- [Activity] Look through the entries below and report every line that has "disposable".

- [Supplied information]
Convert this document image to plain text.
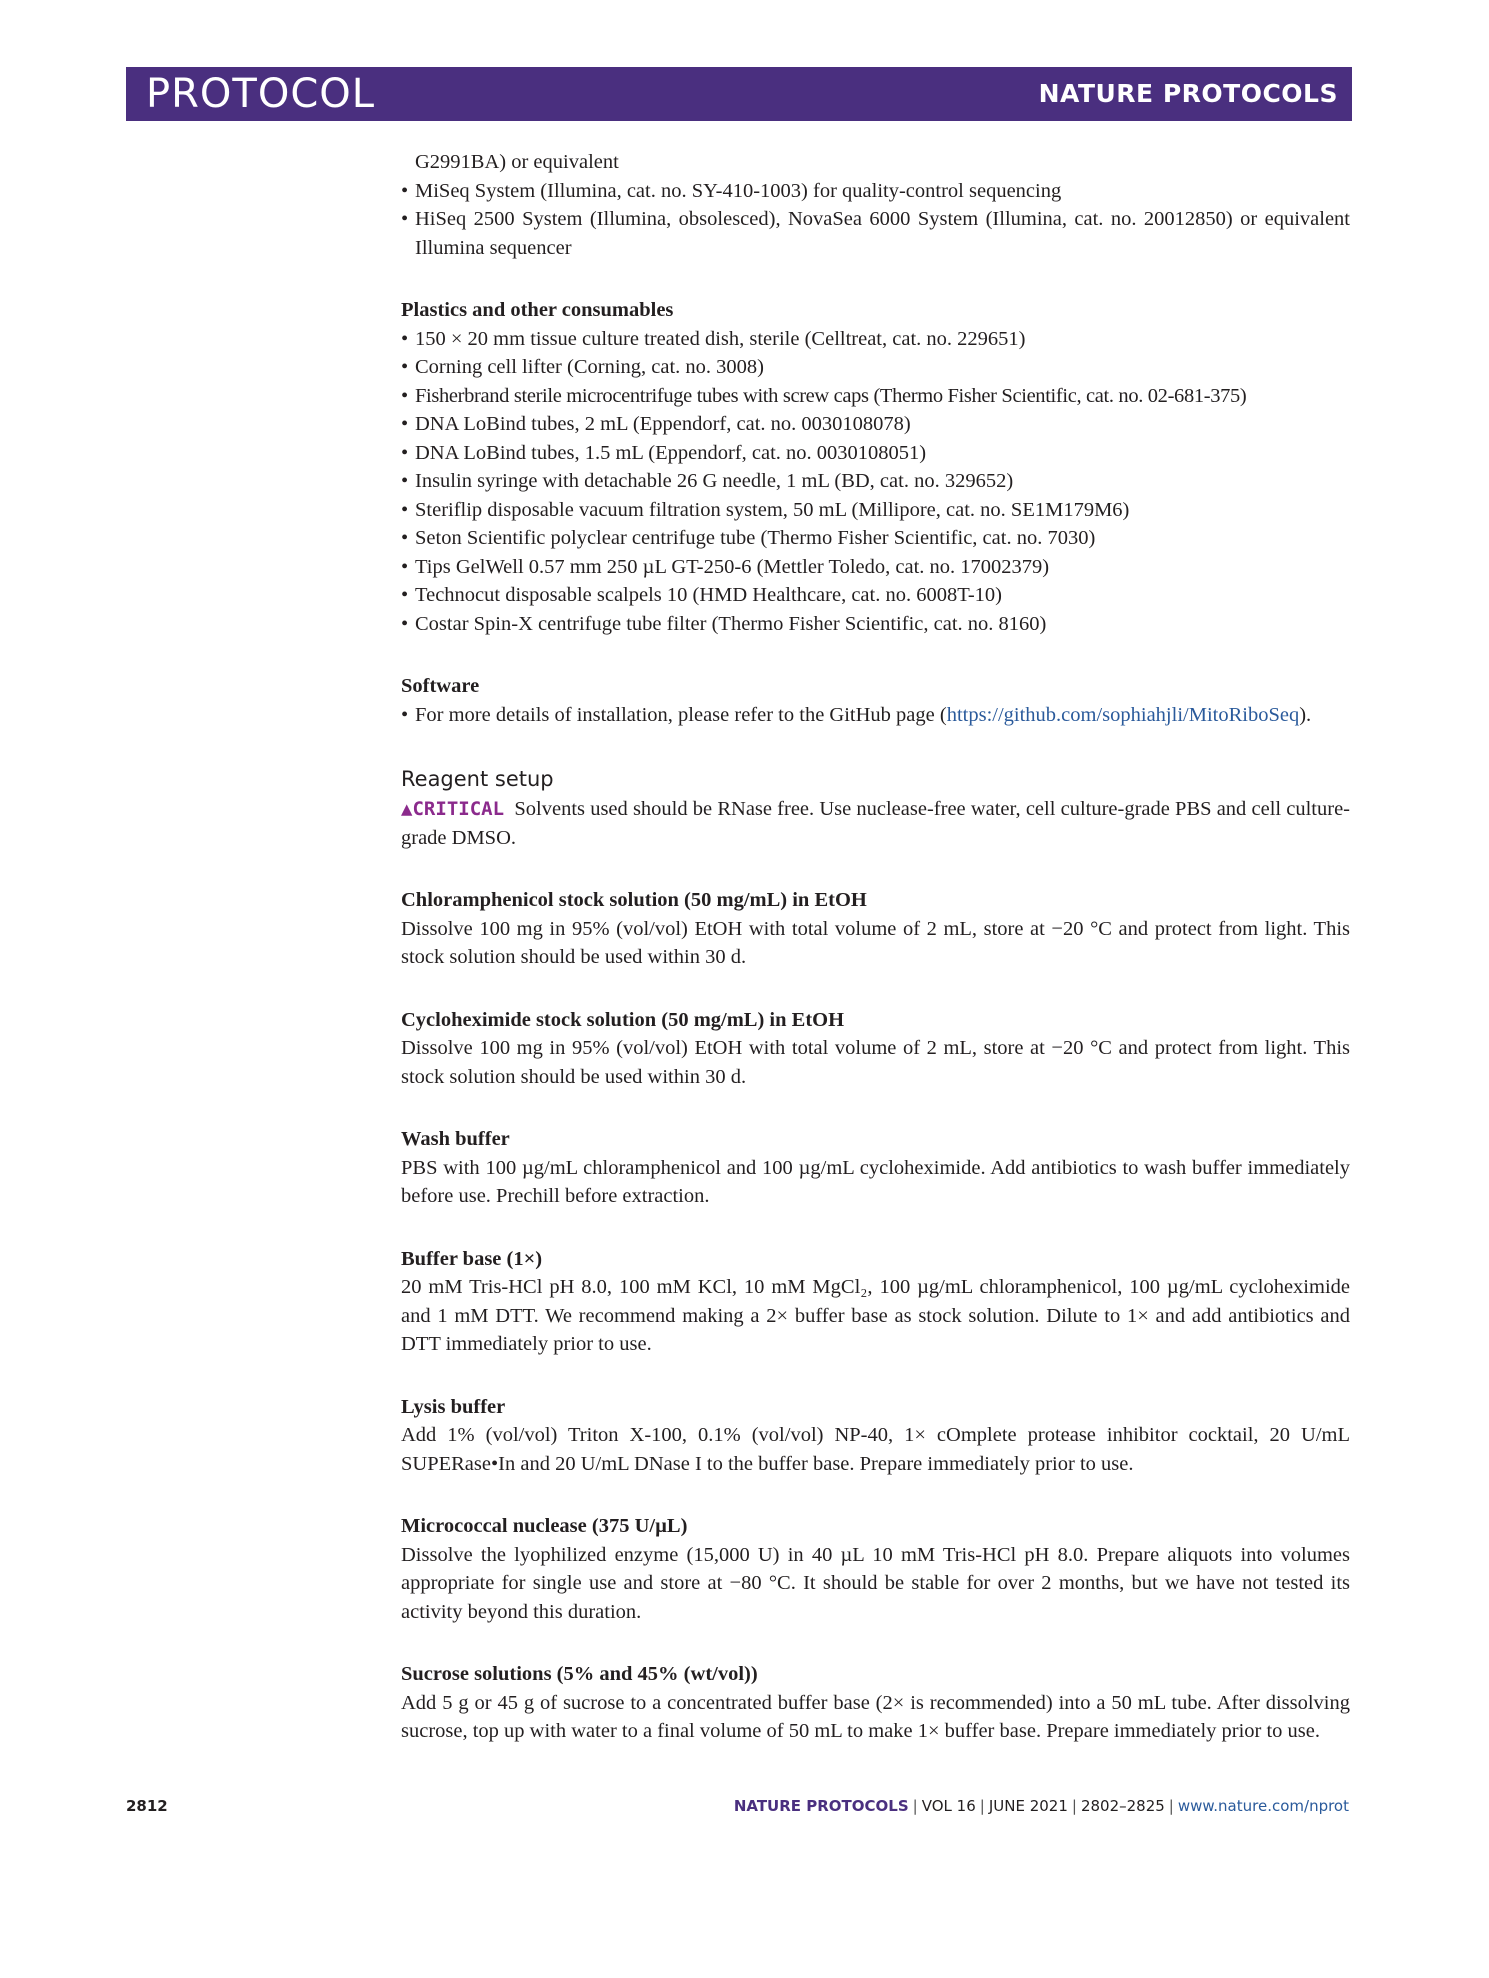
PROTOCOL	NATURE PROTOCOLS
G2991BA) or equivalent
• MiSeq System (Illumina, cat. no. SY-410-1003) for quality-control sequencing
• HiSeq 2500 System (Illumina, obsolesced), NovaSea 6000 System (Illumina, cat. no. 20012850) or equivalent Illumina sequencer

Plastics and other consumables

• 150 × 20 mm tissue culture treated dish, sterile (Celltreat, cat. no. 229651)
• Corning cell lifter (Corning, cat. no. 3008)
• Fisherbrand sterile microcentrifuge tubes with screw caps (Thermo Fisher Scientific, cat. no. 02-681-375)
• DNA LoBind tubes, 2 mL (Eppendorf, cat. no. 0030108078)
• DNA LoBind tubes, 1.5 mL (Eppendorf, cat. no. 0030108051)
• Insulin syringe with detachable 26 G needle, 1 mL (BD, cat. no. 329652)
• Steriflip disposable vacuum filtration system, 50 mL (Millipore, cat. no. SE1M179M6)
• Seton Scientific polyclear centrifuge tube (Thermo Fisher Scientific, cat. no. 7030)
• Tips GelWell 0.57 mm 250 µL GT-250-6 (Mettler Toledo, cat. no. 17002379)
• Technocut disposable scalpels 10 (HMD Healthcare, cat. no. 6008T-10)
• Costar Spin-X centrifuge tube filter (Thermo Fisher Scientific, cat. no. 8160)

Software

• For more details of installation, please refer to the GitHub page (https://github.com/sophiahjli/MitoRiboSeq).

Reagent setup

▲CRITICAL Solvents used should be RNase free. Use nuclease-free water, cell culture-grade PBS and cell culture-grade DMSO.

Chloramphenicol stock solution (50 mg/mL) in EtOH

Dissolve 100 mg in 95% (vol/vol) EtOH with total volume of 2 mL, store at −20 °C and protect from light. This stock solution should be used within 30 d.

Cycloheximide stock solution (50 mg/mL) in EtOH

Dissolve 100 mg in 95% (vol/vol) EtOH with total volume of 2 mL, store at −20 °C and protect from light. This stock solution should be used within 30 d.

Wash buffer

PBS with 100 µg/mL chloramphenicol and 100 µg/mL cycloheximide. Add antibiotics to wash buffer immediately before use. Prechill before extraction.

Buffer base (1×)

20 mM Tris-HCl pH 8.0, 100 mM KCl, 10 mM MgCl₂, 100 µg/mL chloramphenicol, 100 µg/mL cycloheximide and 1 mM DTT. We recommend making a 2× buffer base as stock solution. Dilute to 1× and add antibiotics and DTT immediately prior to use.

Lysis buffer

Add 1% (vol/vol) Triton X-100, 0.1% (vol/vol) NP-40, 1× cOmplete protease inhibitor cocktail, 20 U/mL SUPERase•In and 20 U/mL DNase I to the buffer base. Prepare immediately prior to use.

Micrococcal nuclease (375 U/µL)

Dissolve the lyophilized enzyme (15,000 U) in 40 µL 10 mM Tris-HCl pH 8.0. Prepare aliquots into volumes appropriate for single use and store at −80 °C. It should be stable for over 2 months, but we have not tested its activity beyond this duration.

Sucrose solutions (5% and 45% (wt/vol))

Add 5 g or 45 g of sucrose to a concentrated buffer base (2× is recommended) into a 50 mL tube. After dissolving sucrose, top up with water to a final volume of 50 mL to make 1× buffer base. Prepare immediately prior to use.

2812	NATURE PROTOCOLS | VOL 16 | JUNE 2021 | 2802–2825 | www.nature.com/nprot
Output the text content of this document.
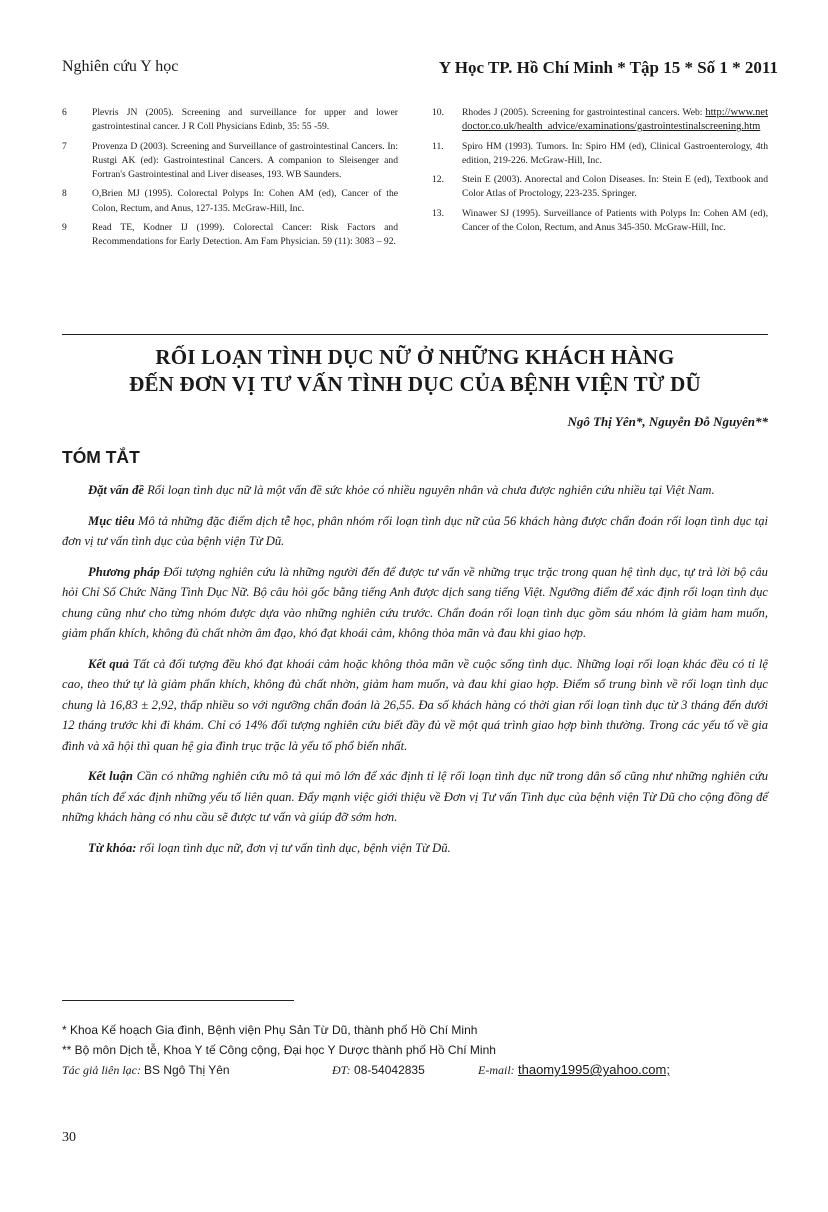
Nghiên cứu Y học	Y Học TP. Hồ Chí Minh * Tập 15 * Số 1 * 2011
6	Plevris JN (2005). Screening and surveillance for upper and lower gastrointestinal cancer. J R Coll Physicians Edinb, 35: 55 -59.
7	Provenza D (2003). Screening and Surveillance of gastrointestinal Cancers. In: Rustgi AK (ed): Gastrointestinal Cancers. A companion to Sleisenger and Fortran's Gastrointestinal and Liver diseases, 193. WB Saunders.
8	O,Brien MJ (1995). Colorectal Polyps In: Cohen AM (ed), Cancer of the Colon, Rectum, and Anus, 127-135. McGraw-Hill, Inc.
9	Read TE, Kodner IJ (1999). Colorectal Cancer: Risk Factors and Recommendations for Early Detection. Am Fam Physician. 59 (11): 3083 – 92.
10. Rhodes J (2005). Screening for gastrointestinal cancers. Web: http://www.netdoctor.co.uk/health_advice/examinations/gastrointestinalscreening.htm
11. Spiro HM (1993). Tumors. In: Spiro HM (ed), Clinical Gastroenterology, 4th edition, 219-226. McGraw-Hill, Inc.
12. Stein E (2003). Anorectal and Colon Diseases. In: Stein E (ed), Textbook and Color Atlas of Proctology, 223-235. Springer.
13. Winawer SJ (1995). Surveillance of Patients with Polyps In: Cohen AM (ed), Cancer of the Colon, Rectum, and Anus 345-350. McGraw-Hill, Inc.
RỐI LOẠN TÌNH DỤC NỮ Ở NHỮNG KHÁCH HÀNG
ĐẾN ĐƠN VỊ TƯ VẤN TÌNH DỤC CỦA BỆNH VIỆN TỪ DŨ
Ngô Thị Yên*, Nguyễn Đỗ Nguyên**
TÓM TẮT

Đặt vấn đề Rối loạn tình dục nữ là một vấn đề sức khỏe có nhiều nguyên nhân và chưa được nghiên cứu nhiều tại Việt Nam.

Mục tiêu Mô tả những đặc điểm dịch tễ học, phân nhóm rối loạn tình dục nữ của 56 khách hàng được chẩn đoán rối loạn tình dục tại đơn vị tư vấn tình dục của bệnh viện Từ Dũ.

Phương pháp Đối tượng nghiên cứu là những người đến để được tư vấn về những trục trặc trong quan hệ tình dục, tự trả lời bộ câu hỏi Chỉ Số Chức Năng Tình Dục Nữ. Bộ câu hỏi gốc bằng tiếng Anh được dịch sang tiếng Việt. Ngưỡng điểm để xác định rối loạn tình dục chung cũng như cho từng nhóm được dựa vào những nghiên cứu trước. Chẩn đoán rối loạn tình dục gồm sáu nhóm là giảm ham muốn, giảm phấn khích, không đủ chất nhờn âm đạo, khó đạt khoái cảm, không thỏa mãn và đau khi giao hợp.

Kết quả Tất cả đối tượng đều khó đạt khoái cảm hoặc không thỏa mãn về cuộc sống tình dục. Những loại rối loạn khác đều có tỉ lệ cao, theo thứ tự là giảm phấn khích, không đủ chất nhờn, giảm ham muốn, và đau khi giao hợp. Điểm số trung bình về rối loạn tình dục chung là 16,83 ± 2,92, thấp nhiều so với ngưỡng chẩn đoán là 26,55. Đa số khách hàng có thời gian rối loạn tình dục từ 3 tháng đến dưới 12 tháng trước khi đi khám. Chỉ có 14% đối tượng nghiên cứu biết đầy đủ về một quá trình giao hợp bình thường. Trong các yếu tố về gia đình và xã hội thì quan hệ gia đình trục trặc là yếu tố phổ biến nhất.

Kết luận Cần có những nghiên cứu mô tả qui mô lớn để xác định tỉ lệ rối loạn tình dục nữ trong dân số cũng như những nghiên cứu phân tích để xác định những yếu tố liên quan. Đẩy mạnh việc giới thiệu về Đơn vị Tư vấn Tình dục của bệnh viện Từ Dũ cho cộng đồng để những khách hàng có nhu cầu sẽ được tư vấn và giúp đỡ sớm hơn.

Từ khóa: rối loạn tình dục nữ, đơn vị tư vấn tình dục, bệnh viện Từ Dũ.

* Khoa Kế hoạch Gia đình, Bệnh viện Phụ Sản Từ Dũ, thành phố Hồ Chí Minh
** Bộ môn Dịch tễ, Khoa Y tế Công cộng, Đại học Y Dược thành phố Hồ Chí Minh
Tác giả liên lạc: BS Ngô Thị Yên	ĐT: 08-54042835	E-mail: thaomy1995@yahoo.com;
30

- [Solved exercise]
• Steriflip disposable vacuum filtration system, 50 mL (Millipore, cat. no. SE1M179M6)
• Technocut disposable scalpels 10 (HMD Healthcare, cat. no. 6008T-10)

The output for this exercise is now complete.